[Start QUOTED PASSAGE]
While most people know what champagne is and how to enjoy one, connoisseurs know there are several different types of champagne, each of them with its own characteristics and taste varieties, and all of them made according to the official Champagne method (or méthode champenoise) and coming from the Champagne region of France.

Champagne is at its core a sparkling wine, one of the most famous wines in the world. But the process of making it is complex and it’s also what gives Champagne its special character.

The traditional method involves the distillation of grapes into still wine, and then getting it through a second distillation process after adding yeast and sugar to the wine, creating carbon dioxide and lees.

Lees, which are yeast leftovers, is then removed from the bottles and replaced with a solution of wine and sugar.

The entire process takes between several months and several years, which is the reason for the high price of Champagne. Also, this cherished beverage is made only in a certain region of Northern France and only from specific types of grapes specific to that region, adding to the uniqueness.

The end result, depending on all those types of grapes, the amount of added sugar, the producers and their subtle differences in the making process, is one of the several possible types of Champagne, detailed below.

Champagne Types By Regional Classification

France’s picturesque Champagne region is home to 324 charming villages, each of them contributing to the region’s exceptional reputation for producing world-class sparkling wines.

These lovely little villages and their vineyards are classified into three distinguished categories: Grand Cru, Premier Cru, and Autre Cru.

Autre Cru

Nowack Les Arpents Rouges Autre Cru Champagne
Nowack Les Arpents Rouges Autre Cru Champagne / pacengoto.com

Autre Cru means “other crus”, which is Champagne made from another region than the Premier and Grand Cru below. As the name implies, it’s the least cherished region, but that doesn’t mean the Champagne produced from these vineyards isn’t going to be good.

The classification score for Autre Cru is around 80% to 89%, below the Grand and the Premier Cru, but sometimes, grape production is better in these Autre Cru vineyards than in the other ones. Currently, Autre Cru spreads over 264 villages.

Premier Cru

J Lassalle Premier Cru Brut Champagne
J Lassalle Premier Cru Brut Champagne / kermitlynch.com

Moving up the Champagne ranks we’ve got the Premier Cru, which means “first growth”. The region comprises of 43 villages, 22% of the land for Champagne production, and reaches a score of 90 to 99%.

There are several other classifications to note here, for second (Deuxieme Cru), third (Troisieme Cru), fourth (Quatrieme Cru), and fifth growth (Cinquieme Cru).

Grand Cru

Lancelot-Courtois Cramant Grand Cru Blanc de Blancs Champagne
Lancelot-Courtois Cramant Grand Cru Blanc de Blancs Champagne / nosvino.com

The Grand Cru classification comprises of a total of 17 Champagne making villages, and these are the best of the best, producing only the finest French wines.

As you might expect, the classification score is 100%, which means you’re going to be drinking the most refined and high quality Champagne there is. But don’t expect this to be cheap.

Champagne Varieties By Producers

Vigneron champagne
Photo by Alexander Naglestad / unsplash.com


Vignerons are simply independent families or persons who specialize in growing grapes and independent wine production. From planting to harvesting, they do everything by themselves.

They are experts in everything concerning wines, knowing each step in the making process. Usually these are spread into 3 categories.
[End QUOTED PASSAGE]
[Start INPUT ROWS]
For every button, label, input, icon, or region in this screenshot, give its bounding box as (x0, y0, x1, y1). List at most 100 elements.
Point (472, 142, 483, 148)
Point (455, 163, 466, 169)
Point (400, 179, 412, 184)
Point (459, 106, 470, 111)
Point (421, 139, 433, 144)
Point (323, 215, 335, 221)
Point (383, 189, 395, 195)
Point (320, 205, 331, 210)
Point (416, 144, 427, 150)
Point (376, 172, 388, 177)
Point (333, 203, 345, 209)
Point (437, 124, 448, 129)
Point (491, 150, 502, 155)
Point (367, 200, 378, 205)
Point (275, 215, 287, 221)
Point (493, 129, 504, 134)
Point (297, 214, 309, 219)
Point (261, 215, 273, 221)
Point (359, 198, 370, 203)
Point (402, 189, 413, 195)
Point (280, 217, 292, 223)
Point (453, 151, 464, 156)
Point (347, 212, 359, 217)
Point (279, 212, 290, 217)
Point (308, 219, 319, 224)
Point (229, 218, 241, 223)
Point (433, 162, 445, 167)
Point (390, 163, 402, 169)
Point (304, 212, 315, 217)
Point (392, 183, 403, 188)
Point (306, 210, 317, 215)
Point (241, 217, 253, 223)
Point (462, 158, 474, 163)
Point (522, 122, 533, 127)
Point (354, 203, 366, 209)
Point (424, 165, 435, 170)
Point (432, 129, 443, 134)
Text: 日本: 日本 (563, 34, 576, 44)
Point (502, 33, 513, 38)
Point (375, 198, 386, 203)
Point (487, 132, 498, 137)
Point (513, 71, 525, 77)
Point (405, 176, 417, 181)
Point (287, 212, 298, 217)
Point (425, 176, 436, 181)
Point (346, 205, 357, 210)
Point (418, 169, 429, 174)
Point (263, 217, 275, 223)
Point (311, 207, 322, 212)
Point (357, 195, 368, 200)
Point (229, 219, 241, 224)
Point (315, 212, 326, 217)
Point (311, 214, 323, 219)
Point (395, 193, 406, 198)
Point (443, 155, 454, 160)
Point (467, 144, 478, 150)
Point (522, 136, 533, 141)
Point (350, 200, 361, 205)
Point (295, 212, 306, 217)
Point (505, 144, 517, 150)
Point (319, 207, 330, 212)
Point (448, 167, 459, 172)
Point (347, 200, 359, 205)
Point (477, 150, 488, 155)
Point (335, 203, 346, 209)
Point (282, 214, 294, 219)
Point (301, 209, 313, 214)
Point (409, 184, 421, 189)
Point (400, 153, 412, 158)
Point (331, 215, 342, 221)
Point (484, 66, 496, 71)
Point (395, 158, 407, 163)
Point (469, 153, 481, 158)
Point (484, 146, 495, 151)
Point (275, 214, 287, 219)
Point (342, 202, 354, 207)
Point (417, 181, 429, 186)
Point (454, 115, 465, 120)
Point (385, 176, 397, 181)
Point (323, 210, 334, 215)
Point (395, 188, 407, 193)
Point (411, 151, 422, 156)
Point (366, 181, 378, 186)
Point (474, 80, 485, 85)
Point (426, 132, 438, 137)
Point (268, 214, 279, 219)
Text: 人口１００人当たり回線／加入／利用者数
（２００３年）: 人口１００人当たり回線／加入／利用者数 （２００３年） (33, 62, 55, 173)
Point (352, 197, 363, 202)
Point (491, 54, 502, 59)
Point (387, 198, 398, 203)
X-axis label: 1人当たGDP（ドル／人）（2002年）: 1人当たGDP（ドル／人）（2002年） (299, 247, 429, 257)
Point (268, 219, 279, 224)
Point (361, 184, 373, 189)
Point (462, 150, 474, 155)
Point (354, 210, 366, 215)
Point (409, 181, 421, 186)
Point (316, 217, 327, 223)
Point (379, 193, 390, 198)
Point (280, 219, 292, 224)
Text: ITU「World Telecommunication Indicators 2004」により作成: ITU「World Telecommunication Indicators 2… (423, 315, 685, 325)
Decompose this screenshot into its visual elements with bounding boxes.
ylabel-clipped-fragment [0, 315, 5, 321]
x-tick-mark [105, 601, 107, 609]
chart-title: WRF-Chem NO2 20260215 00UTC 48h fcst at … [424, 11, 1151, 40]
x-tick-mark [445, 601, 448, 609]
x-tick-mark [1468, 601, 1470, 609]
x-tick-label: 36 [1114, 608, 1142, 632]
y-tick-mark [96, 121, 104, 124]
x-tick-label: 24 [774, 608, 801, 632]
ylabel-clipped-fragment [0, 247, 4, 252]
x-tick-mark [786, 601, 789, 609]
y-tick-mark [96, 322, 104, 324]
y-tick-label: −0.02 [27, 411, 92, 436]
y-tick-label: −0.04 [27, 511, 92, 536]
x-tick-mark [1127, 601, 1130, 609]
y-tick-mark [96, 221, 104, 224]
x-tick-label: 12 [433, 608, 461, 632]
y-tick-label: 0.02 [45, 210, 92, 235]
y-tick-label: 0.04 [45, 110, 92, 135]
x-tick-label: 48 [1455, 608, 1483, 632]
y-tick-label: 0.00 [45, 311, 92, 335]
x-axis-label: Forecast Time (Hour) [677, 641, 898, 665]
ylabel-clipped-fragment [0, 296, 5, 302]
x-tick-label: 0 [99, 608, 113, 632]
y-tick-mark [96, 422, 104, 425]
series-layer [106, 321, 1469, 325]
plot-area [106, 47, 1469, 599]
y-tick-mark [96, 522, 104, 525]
[End INPUT ROWS]
* TO BE DONE:
a) The passage on champagne types mentions several other classifications besides Premier Cru, each for a numbered growth. List them with the growth each one stands for.
b) Transcribe the records word for word, from the start of the records through the line containing "Point (323, 215, 335, 221)". Include both ends.
The passage on champagne types and the records have no connection to each other.

* TASK-BY-TASK OUTPUTS:
a)
- Deuxieme Cru: second growth
- Troisieme Cru: third growth
- Quatrieme Cru: fourth growth
- Cinquieme Cru: fifth growth

b)
For every button, label, input, icon, or region in this screenshot, give its bounding box as (x0, y0, x1, y1). List at most 100 elements.
Point (472, 142, 483, 148)
Point (455, 163, 466, 169)
Point (400, 179, 412, 184)
Point (459, 106, 470, 111)
Point (421, 139, 433, 144)
Point (323, 215, 335, 221)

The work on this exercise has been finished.